(Element box annotations)
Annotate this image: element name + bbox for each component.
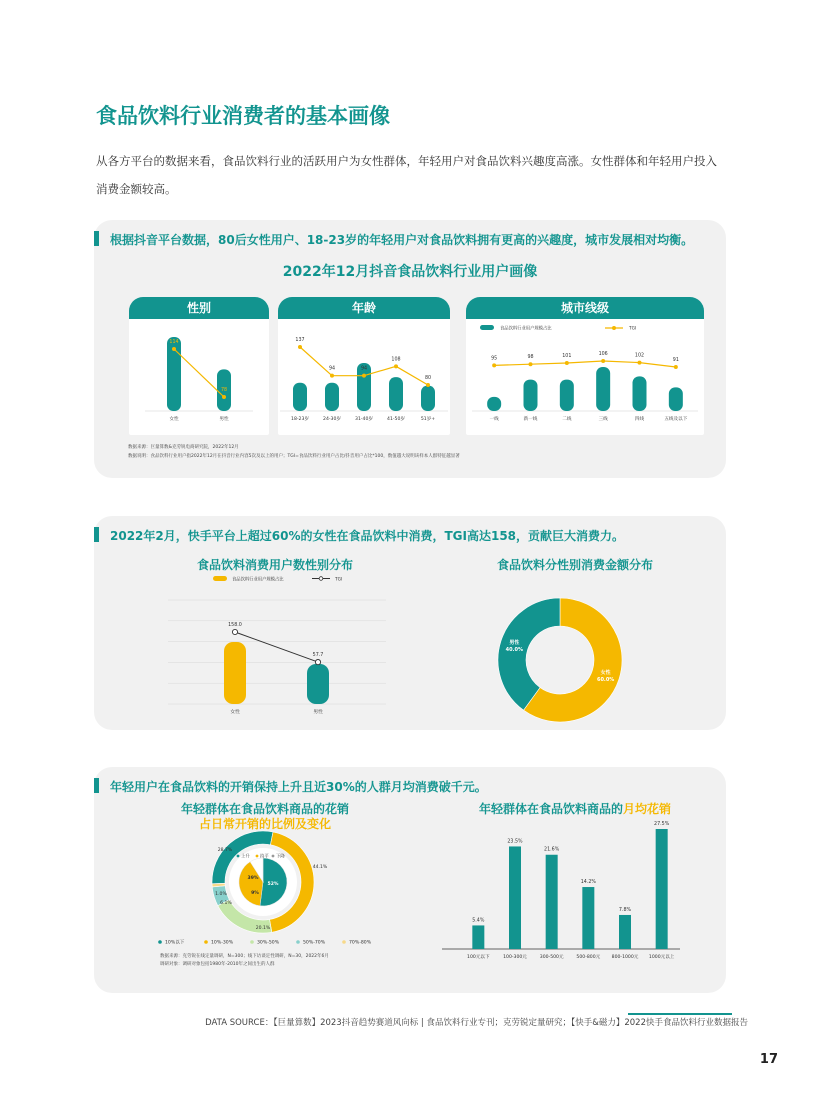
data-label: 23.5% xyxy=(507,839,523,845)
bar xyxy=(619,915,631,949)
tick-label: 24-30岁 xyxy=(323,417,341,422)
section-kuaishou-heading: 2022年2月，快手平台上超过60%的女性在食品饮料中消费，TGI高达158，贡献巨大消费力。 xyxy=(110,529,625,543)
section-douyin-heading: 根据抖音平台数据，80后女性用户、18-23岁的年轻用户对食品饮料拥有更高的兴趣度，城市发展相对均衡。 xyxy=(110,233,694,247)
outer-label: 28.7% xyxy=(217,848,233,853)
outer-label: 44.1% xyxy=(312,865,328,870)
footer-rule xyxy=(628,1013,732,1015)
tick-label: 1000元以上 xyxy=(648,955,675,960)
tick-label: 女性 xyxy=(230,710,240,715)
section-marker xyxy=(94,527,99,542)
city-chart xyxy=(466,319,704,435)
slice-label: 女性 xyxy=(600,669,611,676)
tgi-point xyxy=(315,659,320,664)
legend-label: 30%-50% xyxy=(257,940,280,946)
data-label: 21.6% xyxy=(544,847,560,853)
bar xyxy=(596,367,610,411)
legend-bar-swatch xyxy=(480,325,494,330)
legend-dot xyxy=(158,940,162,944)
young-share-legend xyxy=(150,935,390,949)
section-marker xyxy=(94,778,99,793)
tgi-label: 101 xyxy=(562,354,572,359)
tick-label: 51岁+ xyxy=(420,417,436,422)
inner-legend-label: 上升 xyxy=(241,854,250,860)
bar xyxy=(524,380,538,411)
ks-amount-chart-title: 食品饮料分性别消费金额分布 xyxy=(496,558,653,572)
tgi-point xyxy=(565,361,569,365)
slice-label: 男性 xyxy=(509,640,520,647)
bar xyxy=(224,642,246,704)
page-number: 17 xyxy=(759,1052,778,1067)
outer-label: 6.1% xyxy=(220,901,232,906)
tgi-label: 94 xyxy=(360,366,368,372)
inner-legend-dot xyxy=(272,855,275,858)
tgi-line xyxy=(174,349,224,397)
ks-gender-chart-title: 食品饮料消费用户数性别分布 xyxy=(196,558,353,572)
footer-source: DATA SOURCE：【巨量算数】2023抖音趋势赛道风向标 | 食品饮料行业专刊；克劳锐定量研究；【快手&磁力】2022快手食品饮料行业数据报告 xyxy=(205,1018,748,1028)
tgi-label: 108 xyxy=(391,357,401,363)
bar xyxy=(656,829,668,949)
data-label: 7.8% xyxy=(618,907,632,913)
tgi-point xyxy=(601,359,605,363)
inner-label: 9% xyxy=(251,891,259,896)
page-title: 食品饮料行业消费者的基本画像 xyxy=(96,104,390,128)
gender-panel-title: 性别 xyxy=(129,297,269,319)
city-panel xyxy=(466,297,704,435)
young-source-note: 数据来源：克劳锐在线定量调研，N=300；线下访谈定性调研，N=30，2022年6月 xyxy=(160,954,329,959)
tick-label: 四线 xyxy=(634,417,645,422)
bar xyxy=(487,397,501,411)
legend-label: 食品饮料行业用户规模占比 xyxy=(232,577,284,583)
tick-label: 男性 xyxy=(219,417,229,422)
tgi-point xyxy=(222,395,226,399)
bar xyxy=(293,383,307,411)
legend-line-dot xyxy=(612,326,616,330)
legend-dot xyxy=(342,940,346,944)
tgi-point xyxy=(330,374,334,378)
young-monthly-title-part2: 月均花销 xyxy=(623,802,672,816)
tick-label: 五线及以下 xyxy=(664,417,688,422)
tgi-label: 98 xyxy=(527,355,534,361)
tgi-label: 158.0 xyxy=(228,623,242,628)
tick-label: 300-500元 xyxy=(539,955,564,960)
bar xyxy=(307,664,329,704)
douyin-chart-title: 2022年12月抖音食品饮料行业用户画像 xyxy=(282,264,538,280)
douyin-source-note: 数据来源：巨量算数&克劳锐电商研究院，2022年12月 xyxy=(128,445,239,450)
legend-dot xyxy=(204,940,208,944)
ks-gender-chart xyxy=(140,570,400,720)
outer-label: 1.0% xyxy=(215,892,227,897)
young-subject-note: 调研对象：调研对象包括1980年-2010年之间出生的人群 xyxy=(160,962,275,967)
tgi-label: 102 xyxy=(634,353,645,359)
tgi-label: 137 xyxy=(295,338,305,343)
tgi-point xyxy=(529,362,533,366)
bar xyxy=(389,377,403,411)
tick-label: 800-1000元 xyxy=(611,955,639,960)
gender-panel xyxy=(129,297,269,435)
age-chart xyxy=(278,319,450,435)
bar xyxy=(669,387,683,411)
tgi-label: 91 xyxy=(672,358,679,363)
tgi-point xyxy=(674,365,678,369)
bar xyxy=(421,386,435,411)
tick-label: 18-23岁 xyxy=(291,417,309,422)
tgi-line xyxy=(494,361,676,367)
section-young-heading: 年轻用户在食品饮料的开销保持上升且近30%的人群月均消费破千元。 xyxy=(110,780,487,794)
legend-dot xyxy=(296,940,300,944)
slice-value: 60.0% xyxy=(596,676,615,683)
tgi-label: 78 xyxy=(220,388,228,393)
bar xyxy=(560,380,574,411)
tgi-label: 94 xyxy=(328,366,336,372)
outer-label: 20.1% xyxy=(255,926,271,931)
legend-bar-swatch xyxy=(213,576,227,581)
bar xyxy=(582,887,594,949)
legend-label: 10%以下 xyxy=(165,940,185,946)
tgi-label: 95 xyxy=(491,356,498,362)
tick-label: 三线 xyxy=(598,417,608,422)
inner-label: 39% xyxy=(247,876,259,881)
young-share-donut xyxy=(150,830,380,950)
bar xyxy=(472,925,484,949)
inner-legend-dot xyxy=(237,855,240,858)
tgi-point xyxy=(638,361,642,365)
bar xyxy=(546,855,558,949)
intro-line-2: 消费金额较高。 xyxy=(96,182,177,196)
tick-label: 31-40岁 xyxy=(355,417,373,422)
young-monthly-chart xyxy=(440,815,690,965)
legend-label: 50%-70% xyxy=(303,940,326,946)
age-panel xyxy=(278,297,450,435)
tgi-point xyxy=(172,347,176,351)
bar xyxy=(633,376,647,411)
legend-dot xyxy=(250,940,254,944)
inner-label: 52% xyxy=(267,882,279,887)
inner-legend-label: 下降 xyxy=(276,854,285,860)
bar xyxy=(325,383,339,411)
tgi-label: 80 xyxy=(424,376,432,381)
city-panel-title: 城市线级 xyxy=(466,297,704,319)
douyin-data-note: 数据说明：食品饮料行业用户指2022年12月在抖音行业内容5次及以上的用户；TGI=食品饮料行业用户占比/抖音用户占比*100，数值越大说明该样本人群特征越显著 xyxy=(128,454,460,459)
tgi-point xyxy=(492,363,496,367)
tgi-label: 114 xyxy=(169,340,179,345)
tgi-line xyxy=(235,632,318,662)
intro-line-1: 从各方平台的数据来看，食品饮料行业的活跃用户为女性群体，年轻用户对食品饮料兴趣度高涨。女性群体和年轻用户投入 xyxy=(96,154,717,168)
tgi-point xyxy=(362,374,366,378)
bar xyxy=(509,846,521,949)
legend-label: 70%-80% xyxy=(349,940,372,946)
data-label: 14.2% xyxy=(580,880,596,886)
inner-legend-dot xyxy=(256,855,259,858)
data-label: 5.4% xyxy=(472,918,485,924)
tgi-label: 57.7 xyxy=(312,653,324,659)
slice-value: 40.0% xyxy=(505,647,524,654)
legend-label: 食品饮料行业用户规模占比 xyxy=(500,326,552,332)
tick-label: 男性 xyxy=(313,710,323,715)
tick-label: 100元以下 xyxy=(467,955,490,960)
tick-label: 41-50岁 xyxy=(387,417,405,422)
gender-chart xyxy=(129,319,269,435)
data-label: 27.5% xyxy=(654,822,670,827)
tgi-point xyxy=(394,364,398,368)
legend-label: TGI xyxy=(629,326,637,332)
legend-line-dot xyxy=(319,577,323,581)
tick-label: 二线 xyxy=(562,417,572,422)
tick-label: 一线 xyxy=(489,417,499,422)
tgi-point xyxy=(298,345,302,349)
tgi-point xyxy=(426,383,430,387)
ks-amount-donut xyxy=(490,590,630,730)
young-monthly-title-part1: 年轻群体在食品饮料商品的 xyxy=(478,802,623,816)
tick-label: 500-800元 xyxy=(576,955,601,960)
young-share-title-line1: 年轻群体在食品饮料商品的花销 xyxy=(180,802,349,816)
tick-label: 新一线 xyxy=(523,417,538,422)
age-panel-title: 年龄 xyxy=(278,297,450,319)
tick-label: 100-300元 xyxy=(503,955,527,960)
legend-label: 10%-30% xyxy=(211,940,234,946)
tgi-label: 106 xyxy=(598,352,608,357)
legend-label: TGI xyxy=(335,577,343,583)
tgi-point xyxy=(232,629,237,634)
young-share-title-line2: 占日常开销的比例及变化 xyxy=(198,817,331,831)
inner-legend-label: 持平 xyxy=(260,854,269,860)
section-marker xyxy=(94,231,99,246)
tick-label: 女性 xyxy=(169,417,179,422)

• **What you will do**
Quote the stretch of the records above from the line that contains "data-label: 23.5% xyxy=(507,839,523,845)" through the line that contains "tick-label: 1000元以上 xyxy=(648,955,675,960)", word for word.

• **Task response**
data-label: 23.5% xyxy=(507,839,523,845)
bar xyxy=(619,915,631,949)
tick-label: 24-30岁 xyxy=(323,417,341,422)
section-kuaishou-heading: 2022年2月，快手平台上超过60%的女性在食品饮料中消费，TGI高达158，贡献巨大消费力。 xyxy=(110,529,625,543)
section-douyin-heading: 根据抖音平台数据，80后女性用户、18-23岁的年轻用户对食品饮料拥有更高的兴趣度，城市发展相对均衡。 xyxy=(110,233,694,247)
outer-label: 28.7% xyxy=(217,848,233,853)
outer-label: 44.1% xyxy=(312,865,328,870)
footer-rule xyxy=(628,1013,732,1015)
tick-label: 1000元以上 xyxy=(648,955,675,960)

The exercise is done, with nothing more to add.